→ **EXERCISE INSTRUCTIONS**
Say how many lines hold the string "Identify"; please write nothing but the number.

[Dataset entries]
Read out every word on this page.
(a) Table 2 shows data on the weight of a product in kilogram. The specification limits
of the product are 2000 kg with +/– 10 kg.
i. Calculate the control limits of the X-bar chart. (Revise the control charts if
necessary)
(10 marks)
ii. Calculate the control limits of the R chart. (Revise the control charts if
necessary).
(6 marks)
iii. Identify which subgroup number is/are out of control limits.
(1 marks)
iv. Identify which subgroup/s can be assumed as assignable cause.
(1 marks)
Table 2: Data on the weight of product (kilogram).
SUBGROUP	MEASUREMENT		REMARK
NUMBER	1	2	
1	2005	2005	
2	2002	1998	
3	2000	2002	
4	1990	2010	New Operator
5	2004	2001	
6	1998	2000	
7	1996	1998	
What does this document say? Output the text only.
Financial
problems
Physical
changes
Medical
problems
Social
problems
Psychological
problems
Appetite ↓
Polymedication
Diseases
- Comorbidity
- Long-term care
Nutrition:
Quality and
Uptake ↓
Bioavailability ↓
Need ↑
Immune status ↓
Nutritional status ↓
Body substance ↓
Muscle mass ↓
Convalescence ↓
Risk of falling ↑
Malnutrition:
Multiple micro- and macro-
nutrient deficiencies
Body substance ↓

==

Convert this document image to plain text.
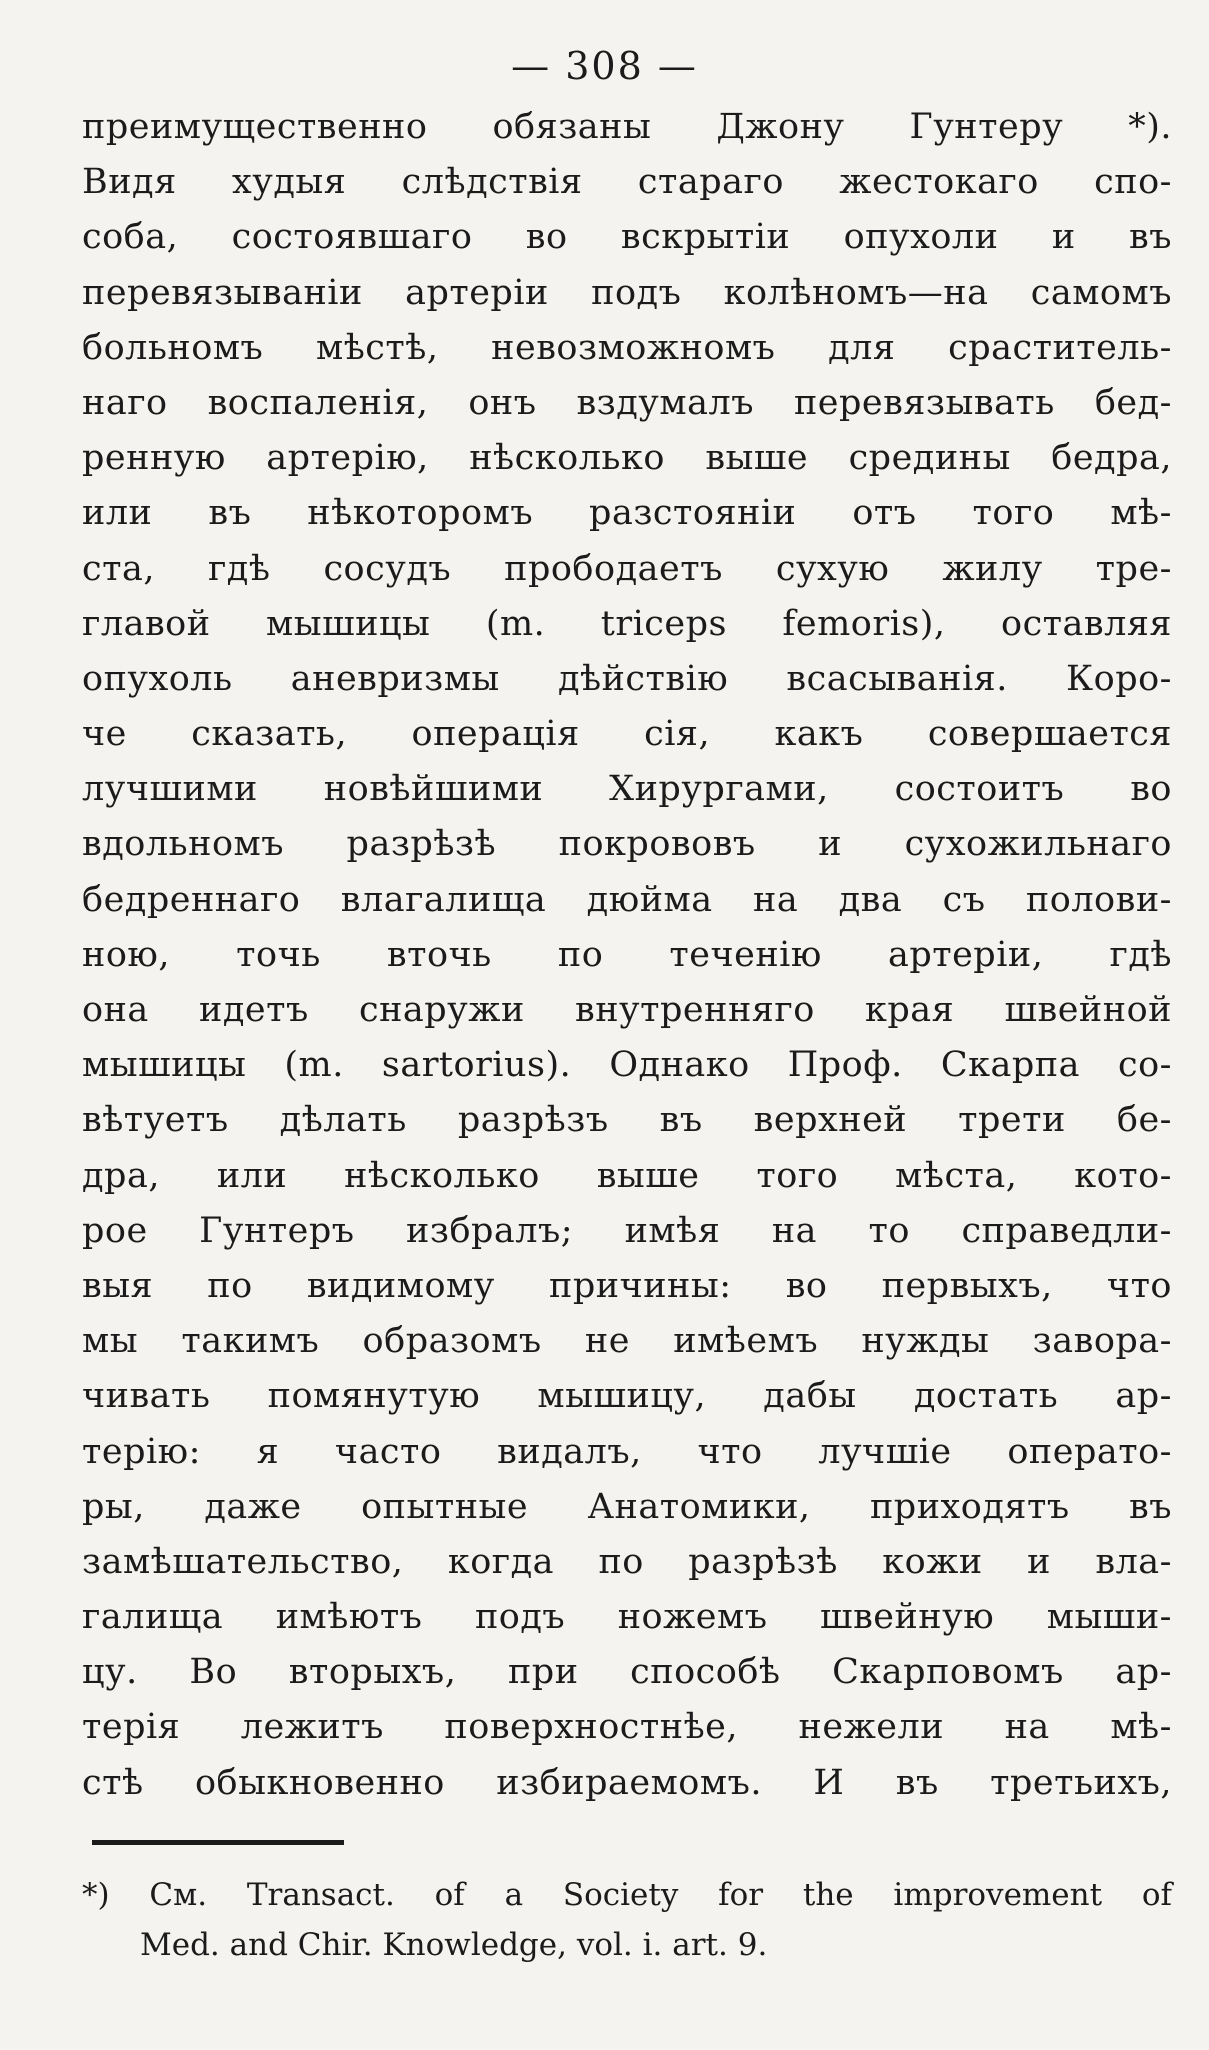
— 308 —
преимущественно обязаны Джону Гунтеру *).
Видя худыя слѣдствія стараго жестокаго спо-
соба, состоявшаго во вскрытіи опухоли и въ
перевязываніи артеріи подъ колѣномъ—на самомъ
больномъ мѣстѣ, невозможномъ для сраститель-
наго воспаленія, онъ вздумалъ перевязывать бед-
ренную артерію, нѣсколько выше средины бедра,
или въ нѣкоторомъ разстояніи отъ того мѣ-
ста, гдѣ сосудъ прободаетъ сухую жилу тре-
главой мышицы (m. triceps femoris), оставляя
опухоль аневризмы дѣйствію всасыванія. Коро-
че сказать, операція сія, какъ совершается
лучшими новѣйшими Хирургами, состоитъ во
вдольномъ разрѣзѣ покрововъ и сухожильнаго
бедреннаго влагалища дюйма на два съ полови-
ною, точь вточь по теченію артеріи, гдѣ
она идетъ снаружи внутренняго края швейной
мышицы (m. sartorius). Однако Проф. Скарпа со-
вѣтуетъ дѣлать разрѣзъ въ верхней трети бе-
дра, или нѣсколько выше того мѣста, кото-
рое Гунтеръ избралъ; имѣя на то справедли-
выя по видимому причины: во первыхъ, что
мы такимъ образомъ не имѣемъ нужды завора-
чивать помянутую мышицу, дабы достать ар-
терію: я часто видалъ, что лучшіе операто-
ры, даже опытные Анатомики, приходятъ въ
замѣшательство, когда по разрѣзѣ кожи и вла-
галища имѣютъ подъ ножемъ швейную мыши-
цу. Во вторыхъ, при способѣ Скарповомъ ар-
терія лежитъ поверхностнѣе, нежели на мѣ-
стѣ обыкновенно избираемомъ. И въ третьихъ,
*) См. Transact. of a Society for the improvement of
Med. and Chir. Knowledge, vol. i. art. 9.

--

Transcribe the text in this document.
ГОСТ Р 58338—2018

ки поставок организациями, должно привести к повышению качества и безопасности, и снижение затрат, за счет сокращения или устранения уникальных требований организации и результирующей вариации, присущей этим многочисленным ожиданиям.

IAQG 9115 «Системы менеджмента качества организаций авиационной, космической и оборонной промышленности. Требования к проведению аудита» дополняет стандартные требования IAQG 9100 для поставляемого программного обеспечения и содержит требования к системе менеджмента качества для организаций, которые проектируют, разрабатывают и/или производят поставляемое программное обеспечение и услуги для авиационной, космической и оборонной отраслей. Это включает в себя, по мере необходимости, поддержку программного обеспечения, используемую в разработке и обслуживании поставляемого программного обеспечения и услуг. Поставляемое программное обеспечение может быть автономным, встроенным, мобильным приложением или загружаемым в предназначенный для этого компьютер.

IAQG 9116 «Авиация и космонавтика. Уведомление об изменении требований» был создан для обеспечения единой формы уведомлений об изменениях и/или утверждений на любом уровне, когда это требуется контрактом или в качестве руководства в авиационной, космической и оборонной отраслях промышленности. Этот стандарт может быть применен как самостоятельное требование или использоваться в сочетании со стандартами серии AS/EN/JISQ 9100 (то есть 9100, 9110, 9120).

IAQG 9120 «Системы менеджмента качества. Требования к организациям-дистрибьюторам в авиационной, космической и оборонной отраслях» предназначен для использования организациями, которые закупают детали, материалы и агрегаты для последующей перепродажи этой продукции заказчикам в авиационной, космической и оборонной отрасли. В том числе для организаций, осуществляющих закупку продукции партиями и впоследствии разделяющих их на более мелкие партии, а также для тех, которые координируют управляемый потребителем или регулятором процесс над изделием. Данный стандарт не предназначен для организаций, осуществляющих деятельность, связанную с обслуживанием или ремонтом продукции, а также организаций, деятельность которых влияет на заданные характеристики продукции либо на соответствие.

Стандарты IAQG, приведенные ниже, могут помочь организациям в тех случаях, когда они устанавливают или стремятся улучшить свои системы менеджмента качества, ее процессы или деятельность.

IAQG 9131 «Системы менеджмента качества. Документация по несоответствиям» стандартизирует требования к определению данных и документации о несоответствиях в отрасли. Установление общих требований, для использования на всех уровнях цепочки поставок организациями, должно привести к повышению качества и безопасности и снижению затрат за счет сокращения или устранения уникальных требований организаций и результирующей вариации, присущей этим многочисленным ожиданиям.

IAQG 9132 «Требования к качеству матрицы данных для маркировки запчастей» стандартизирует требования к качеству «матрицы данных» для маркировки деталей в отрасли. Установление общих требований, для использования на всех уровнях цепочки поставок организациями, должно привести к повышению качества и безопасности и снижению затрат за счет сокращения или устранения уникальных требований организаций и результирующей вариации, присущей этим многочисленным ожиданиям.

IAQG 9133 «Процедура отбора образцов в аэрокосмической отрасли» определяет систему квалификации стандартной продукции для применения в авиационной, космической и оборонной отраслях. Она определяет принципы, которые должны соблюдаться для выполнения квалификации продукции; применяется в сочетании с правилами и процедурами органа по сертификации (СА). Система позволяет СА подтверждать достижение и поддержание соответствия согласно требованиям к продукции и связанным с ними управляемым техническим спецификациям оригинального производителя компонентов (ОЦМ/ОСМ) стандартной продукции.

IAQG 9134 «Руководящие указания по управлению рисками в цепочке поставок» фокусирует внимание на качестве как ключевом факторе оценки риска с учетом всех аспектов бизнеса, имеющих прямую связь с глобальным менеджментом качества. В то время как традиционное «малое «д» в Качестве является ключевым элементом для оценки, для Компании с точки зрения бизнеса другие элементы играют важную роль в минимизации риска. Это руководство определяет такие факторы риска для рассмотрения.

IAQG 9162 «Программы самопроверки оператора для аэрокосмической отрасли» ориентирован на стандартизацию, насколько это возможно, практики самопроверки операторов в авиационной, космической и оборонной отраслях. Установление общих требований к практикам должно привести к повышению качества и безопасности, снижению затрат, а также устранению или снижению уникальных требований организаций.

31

→ **SOLUTION FOR THIS PROBLEM**
2